## Start

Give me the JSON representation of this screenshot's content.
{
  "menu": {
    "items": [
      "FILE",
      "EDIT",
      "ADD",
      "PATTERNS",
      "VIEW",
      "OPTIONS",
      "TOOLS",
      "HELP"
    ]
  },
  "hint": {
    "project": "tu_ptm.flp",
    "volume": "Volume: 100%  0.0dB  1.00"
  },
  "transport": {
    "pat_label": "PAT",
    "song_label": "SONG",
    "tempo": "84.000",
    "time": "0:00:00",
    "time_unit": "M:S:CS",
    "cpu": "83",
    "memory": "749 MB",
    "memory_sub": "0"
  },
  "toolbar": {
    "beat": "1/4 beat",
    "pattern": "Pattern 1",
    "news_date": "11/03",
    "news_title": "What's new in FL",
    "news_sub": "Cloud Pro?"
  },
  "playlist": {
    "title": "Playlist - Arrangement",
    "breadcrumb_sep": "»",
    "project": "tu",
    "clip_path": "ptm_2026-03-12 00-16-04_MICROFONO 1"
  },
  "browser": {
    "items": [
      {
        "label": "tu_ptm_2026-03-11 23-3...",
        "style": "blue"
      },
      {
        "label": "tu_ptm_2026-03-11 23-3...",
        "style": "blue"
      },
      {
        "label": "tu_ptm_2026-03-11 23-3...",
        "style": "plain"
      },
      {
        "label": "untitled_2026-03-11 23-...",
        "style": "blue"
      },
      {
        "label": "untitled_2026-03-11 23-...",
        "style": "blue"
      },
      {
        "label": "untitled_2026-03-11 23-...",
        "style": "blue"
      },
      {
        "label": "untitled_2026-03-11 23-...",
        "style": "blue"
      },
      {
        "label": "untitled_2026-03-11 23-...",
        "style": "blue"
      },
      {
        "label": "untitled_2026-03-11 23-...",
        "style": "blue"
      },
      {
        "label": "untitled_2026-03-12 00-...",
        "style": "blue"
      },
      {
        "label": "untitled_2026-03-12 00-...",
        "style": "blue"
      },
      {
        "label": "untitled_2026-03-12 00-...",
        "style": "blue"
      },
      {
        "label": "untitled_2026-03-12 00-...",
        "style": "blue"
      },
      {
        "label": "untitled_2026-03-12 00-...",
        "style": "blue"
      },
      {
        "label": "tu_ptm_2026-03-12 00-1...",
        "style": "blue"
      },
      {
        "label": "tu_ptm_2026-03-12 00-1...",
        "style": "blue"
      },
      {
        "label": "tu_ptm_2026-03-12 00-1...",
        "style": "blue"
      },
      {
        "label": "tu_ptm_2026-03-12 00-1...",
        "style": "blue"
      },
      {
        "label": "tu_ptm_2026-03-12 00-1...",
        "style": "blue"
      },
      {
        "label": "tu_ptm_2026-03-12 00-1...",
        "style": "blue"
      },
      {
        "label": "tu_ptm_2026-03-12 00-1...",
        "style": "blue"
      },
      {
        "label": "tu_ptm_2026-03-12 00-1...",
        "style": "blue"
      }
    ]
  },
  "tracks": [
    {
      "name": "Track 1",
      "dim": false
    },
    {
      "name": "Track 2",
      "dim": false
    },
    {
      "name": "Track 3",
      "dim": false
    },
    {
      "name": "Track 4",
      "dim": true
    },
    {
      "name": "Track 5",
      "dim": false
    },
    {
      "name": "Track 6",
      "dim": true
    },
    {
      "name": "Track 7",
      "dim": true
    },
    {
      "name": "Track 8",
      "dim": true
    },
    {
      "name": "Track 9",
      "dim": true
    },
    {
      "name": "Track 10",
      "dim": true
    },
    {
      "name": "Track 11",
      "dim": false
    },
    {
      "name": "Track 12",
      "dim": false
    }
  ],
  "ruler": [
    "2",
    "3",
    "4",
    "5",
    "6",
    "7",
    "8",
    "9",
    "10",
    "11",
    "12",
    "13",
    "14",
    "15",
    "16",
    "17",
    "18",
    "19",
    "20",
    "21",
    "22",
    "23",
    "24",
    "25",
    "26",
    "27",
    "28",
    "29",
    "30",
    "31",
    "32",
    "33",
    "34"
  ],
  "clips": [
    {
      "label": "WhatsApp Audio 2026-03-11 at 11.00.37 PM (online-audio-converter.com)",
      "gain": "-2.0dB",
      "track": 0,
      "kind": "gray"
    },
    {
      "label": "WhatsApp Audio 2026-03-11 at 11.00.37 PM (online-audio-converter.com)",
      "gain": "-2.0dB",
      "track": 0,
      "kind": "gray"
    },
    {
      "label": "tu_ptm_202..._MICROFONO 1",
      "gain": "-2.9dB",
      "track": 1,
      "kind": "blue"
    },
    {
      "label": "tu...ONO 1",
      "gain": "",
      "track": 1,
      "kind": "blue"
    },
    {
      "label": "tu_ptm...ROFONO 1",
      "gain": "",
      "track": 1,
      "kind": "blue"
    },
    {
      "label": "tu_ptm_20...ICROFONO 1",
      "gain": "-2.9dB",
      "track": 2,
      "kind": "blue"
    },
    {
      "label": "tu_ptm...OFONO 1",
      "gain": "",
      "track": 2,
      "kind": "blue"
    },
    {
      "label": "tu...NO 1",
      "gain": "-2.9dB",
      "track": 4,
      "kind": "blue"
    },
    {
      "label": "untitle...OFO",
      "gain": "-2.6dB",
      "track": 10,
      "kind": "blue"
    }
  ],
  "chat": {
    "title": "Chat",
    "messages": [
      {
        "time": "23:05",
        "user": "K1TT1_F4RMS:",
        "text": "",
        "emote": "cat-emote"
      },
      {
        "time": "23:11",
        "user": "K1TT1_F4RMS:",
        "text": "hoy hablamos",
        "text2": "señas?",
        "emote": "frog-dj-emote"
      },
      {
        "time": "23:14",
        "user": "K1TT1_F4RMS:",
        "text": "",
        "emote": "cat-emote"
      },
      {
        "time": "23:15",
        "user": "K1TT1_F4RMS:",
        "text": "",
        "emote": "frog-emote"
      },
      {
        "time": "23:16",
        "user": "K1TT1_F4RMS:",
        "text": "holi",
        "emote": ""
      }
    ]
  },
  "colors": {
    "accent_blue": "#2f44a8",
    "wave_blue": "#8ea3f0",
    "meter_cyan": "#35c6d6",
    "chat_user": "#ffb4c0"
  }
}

## End

- **WHAT YOU HAVE TO DO**
Repeat all of the records above exactly as they appear.

- **COMPLETED TASK**
Give me the JSON representation of this screenshot's content.
{
  "menu": {
    "items": [
      "FILE",
      "EDIT",
      "ADD",
      "PATTERNS",
      "VIEW",
      "OPTIONS",
      "TOOLS",
      "HELP"
    ]
  },
  "hint": {
    "project": "tu_ptm.flp",
    "volume": "Volume: 100%  0.0dB  1.00"
  },
  "transport": {
    "pat_label": "PAT",
    "song_label": "SONG",
    "tempo": "84.000",
    "time": "0:00:00",
    "time_unit": "M:S:CS",
    "cpu": "83",
    "memory": "749 MB",
    "memory_sub": "0"
  },
  "toolbar": {
    "beat": "1/4 beat",
    "pattern": "Pattern 1",
    "news_date": "11/03",
    "news_title": "What's new in FL",
    "news_sub": "Cloud Pro?"
  },
  "playlist": {
    "title": "Playlist - Arrangement",
    "breadcrumb_sep": "»",
    "project": "tu",
    "clip_path": "ptm_2026-03-12 00-16-04_MICROFONO 1"
  },
  "browser": {
    "items": [
      {
        "label": "tu_ptm_2026-03-11 23-3...",
        "style": "blue"
      },
      {
        "label": "tu_ptm_2026-03-11 23-3...",
        "style": "blue"
      },
      {
        "label": "tu_ptm_2026-03-11 23-3...",
        "style": "plain"
      },
      {
        "label": "untitled_2026-03-11 23-...",
        "style": "blue"
      },
      {
        "label": "untitled_2026-03-11 23-...",
        "style": "blue"
      },
      {
        "label": "untitled_2026-03-11 23-...",
        "style": "blue"
      },
      {
        "label": "untitled_2026-03-11 23-...",
        "style": "blue"
      },
      {
        "label": "untitled_2026-03-11 23-...",
        "style": "blue"
      },
      {
        "label": "untitled_2026-03-11 23-...",
        "style": "blue"
      },
      {
        "label": "untitled_2026-03-12 00-...",
        "style": "blue"
      },
      {
        "label": "untitled_2026-03-12 00-...",
        "style": "blue"
      },
      {
        "label": "untitled_2026-03-12 00-...",
        "style": "blue"
      },
      {
        "label": "untitled_2026-03-12 00-...",
        "style": "blue"
      },
      {
        "label": "untitled_2026-03-12 00-...",
        "style": "blue"
      },
      {
        "label": "tu_ptm_2026-03-12 00-1...",
        "style": "blue"
      },
      {
        "label": "tu_ptm_2026-03-12 00-1...",
        "style": "blue"
      },
      {
        "label": "tu_ptm_2026-03-12 00-1...",
        "style": "blue"
      },
      {
        "label": "tu_ptm_2026-03-12 00-1...",
        "style": "blue"
      },
      {
        "label": "tu_ptm_2026-03-12 00-1...",
        "style": "blue"
      },
      {
        "label": "tu_ptm_2026-03-12 00-1...",
        "style": "blue"
      },
      {
        "label": "tu_ptm_2026-03-12 00-1...",
        "style": "blue"
      },
      {
        "label": "tu_ptm_2026-03-12 00-1...",
        "style": "blue"
      }
    ]
  },
  "tracks": [
    {
      "name": "Track 1",
      "dim": false
    },
    {
      "name": "Track 2",
      "dim": false
    },
    {
      "name": "Track 3",
      "dim": false
    },
    {
      "name": "Track 4",
      "dim": true
    },
    {
      "name": "Track 5",
      "dim": false
    },
    {
      "name": "Track 6",
      "dim": true
    },
    {
      "name": "Track 7",
      "dim": true
    },
    {
      "name": "Track 8",
      "dim": true
    },
    {
      "name": "Track 9",
      "dim": true
    },
    {
      "name": "Track 10",
      "dim": true
    },
    {
      "name": "Track 11",
      "dim": false
    },
    {
      "name": "Track 12",
      "dim": false
    }
  ],
  "ruler": [
    "2",
    "3",
    "4",
    "5",
    "6",
    "7",
    "8",
    "9",
    "10",
    "11",
    "12",
    "13",
    "14",
    "15",
    "16",
    "17",
    "18",
    "19",
    "20",
    "21",
    "22",
    "23",
    "24",
    "25",
    "26",
    "27",
    "28",
    "29",
    "30",
    "31",
    "32",
    "33",
    "34"
  ],
  "clips": [
    {
      "label": "WhatsApp Audio 2026-03-11 at 11.00.37 PM (online-audio-converter.com)",
      "gain": "-2.0dB",
      "track": 0,
      "kind": "gray"
    },
    {
      "label": "WhatsApp Audio 2026-03-11 at 11.00.37 PM (online-audio-converter.com)",
      "gain": "-2.0dB",
      "track": 0,
      "kind": "gray"
    },
    {
      "label": "tu_ptm_202..._MICROFONO 1",
      "gain": "-2.9dB",
      "track": 1,
      "kind": "blue"
    },
    {
      "label": "tu...ONO 1",
      "gain": "",
      "track": 1,
      "kind": "blue"
    },
    {
      "label": "tu_ptm...ROFONO 1",
      "gain": "",
      "track": 1,
      "kind": "blue"
    },
    {
      "label": "tu_ptm_20...ICROFONO 1",
      "gain": "-2.9dB",
      "track": 2,
      "kind": "blue"
    },
    {
      "label": "tu_ptm...OFONO 1",
      "gain": "",
      "track": 2,
      "kind": "blue"
    },
    {
      "label": "tu...NO 1",
      "gain": "-2.9dB",
      "track": 4,
      "kind": "blue"
    },
    {
      "label": "untitle...OFO",
      "gain": "-2.6dB",
      "track": 10,
      "kind": "blue"
    }
  ],
  "chat": {
    "title": "Chat",
    "messages": [
      {
        "time": "23:05",
        "user": "K1TT1_F4RMS:",
        "text": "",
        "emote": "cat-emote"
      },
      {
        "time": "23:11",
        "user": "K1TT1_F4RMS:",
        "text": "hoy hablamos",
        "text2": "señas?",
        "emote": "frog-dj-emote"
      },
      {
        "time": "23:14",
        "user": "K1TT1_F4RMS:",
        "text": "",
        "emote": "cat-emote"
      },
      {
        "time": "23:15",
        "user": "K1TT1_F4RMS:",
        "text": "",
        "emote": "frog-emote"
      },
      {
        "time": "23:16",
        "user": "K1TT1_F4RMS:",
        "text": "holi",
        "emote": ""
      }
    ]
  },
  "colors": {
    "accent_blue": "#2f44a8",
    "wave_blue": "#8ea3f0",
    "meter_cyan": "#35c6d6",
    "chat_user": "#ffb4c0"
  }
}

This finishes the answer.